Omit the pictures from the entries below and retype everything else exactly.
-- Start of RECORD LIST --
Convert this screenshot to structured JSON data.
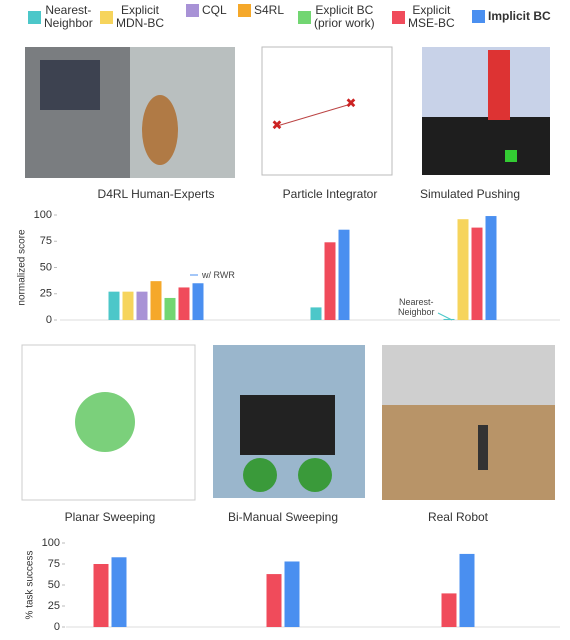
{
  "chart_data": [
    {
      "type": "bar",
      "y_label": "normalized score",
      "categories": [
        "D4RL Human-Experts",
        "Particle Integrator",
        "Simulated Pushing"
      ],
      "ylim": [
        0,
        100
      ],
      "yticks": [
        0,
        25,
        50,
        75,
        100
      ],
      "series": [
        {
          "name": "Nearest-\nNeighbor",
          "color": "#4cc7c9",
          "values": [
            27,
            12,
            1
          ]
        },
        {
          "name": "Explicit\nMDN-BC",
          "color": "#f6d45c",
          "values": [
            27,
            null,
            96
          ]
        },
        {
          "name": "CQL",
          "color": "#a892d6",
          "values": [
            27,
            null,
            null
          ]
        },
        {
          "name": "S4RL",
          "color": "#f5a82a",
          "values": [
            37,
            null,
            null
          ]
        },
        {
          "name": "Explicit BC\n(prior work)",
          "color": "#72d672",
          "values": [
            21,
            null,
            null
          ]
        },
        {
          "name": "Explicit\nMSE-BC",
          "color": "#f04b5b",
          "values": [
            31,
            74,
            88
          ]
        },
        {
          "name": "Implicit BC",
          "color": "#4a8ff0",
          "values": [
            35,
            86,
            99
          ]
        }
      ],
      "annotations": [
        "w/ RWR",
        "Nearest-\nNeighbor"
      ]
    },
    {
      "type": "bar",
      "y_label": "% task success",
      "categories": [
        "Planar Sweeping",
        "Bi-Manual Sweeping",
        "Real Robot"
      ],
      "ylim": [
        0,
        100
      ],
      "yticks": [
        0,
        25,
        50,
        75,
        100
      ],
      "series": [
        {
          "color": "#f04b5b",
          "values": [
            75,
            63,
            40
          ]
        },
        {
          "color": "#4a8ff0",
          "values": [
            83,
            78,
            87
          ]
        }
      ]
    }
  ]
}
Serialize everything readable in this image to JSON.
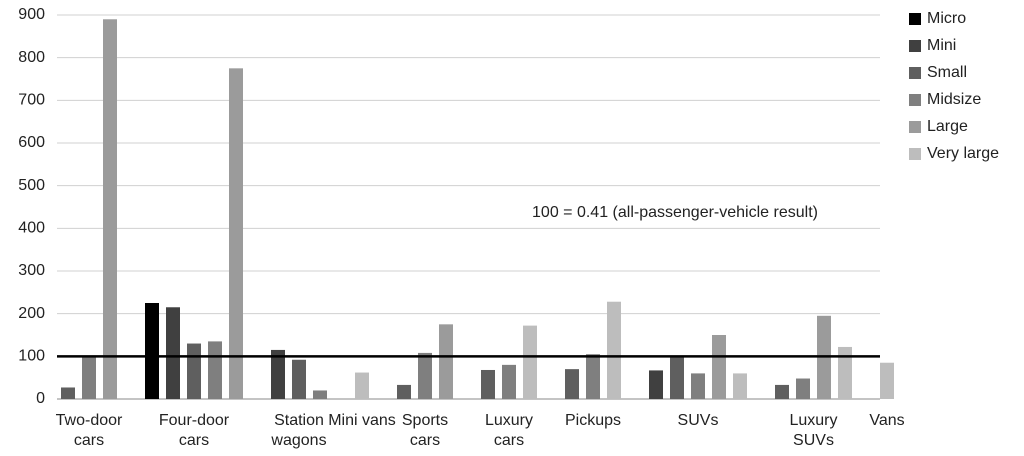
-- End of RECORD LIST --
[COMPLETE RESPONSE]
Convert this screenshot to structured JSON data.
{
  "chart_data": [
    {
      "type": "bar",
      "y_label": "normalized score",
      "categories": [
        "D4RL Human-Experts",
        "Particle Integrator",
        "Simulated Pushing"
      ],
      "ylim": [
        0,
        100
      ],
      "yticks": [
        0,
        25,
        50,
        75,
        100
      ],
      "series": [
        {
          "name": "Nearest-\nNeighbor",
          "color": "#4cc7c9",
          "values": [
            27,
            12,
            1
          ]
        },
        {
          "name": "Explicit\nMDN-BC",
          "color": "#f6d45c",
          "values": [
            27,
            null,
            96
          ]
        },
        {
          "name": "CQL",
          "color": "#a892d6",
          "values": [
            27,
            null,
            null
          ]
        },
        {
          "name": "S4RL",
          "color": "#f5a82a",
          "values": [
            37,
            null,
            null
          ]
        },
        {
          "name": "Explicit BC\n(prior work)",
          "color": "#72d672",
          "values": [
            21,
            null,
            null
          ]
        },
        {
          "name": "Explicit\nMSE-BC",
          "color": "#f04b5b",
          "values": [
            31,
            74,
            88
          ]
        },
        {
          "name": "Implicit BC",
          "color": "#4a8ff0",
          "values": [
            35,
            86,
            99
          ]
        }
      ],
      "annotations": [
        "w/ RWR",
        "Nearest-\nNeighbor"
      ]
    },
    {
      "type": "bar",
      "y_label": "% task success",
      "categories": [
        "Planar Sweeping",
        "Bi-Manual Sweeping",
        "Real Robot"
      ],
      "ylim": [
        0,
        100
      ],
      "yticks": [
        0,
        25,
        50,
        75,
        100
      ],
      "series": [
        {
          "color": "#f04b5b",
          "values": [
            75,
            63,
            40
          ]
        },
        {
          "color": "#4a8ff0",
          "values": [
            83,
            78,
            87
          ]
        }
      ]
    }
  ]
}
Serialize everything readable in this image to JSON.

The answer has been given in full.